What to produce:
Please return the full listing below without altering anything.
○ ○ ○ ○ ○
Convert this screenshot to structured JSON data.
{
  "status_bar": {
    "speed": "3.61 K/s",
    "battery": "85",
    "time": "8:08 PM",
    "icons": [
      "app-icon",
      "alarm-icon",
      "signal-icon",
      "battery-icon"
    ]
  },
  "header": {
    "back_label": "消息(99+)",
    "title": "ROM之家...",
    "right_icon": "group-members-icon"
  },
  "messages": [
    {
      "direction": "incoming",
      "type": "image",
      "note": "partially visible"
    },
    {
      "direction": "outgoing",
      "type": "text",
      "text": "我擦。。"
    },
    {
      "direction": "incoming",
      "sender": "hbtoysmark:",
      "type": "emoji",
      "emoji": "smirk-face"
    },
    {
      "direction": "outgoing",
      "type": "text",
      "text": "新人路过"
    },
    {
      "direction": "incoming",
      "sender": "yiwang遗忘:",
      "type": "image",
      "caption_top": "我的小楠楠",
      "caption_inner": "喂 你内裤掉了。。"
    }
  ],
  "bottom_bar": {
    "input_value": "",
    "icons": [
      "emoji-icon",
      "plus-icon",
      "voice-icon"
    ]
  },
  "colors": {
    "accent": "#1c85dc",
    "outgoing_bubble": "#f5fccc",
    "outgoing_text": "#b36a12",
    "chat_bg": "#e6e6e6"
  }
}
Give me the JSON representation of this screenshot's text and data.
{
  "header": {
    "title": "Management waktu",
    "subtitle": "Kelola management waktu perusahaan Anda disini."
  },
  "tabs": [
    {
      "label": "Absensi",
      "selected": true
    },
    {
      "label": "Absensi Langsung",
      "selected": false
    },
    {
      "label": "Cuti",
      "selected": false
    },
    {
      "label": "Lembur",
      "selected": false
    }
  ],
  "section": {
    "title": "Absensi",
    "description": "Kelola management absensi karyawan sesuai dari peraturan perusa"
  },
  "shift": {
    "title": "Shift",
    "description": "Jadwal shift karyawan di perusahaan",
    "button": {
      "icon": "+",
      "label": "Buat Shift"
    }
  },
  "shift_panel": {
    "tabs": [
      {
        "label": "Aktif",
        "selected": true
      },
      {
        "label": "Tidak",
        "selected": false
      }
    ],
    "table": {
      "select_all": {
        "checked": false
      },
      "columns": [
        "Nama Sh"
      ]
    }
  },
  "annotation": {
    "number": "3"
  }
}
○ ○ ○ ○ ○
Worked answer:
Convert this screenshot to structured JSON data.
{
  "status_bar": {
    "speed": "3.61 K/s",
    "battery": "85",
    "time": "8:08 PM",
    "icons": [
      "app-icon",
      "alarm-icon",
      "signal-icon",
      "battery-icon"
    ]
  },
  "header": {
    "back_label": "消息(99+)",
    "title": "ROM之家...",
    "right_icon": "group-members-icon"
  },
  "messages": [
    {
      "direction": "incoming",
      "type": "image",
      "note": "partially visible"
    },
    {
      "direction": "outgoing",
      "type": "text",
      "text": "我擦。。"
    },
    {
      "direction": "incoming",
      "sender": "hbtoysmark:",
      "type": "emoji",
      "emoji": "smirk-face"
    },
    {
      "direction": "outgoing",
      "type": "text",
      "text": "新人路过"
    },
    {
      "direction": "incoming",
      "sender": "yiwang遗忘:",
      "type": "image",
      "caption_top": "我的小楠楠",
      "caption_inner": "喂 你内裤掉了。。"
    }
  ],
  "bottom_bar": {
    "input_value": "",
    "icons": [
      "emoji-icon",
      "plus-icon",
      "voice-icon"
    ]
  },
  "colors": {
    "accent": "#1c85dc",
    "outgoing_bubble": "#f5fccc",
    "outgoing_text": "#b36a12",
    "chat_bg": "#e6e6e6"
  }
}
Give me the JSON representation of this screenshot's text and data.
{
  "header": {
    "title": "Management waktu",
    "subtitle": "Kelola management waktu perusahaan Anda disini."
  },
  "tabs": [
    {
      "label": "Absensi",
      "selected": true
    },
    {
      "label": "Absensi Langsung",
      "selected": false
    },
    {
      "label": "Cuti",
      "selected": false
    },
    {
      "label": "Lembur",
      "selected": false
    }
  ],
  "section": {
    "title": "Absensi",
    "description": "Kelola management absensi karyawan sesuai dari peraturan perusa"
  },
  "shift": {
    "title": "Shift",
    "description": "Jadwal shift karyawan di perusahaan",
    "button": {
      "icon": "+",
      "label": "Buat Shift"
    }
  },
  "shift_panel": {
    "tabs": [
      {
        "label": "Aktif",
        "selected": true
      },
      {
        "label": "Tidak",
        "selected": false
      }
    ],
    "table": {
      "select_all": {
        "checked": false
      },
      "columns": [
        "Nama Sh"
      ]
    }
  },
  "annotation": {
    "number": "3"
  }
}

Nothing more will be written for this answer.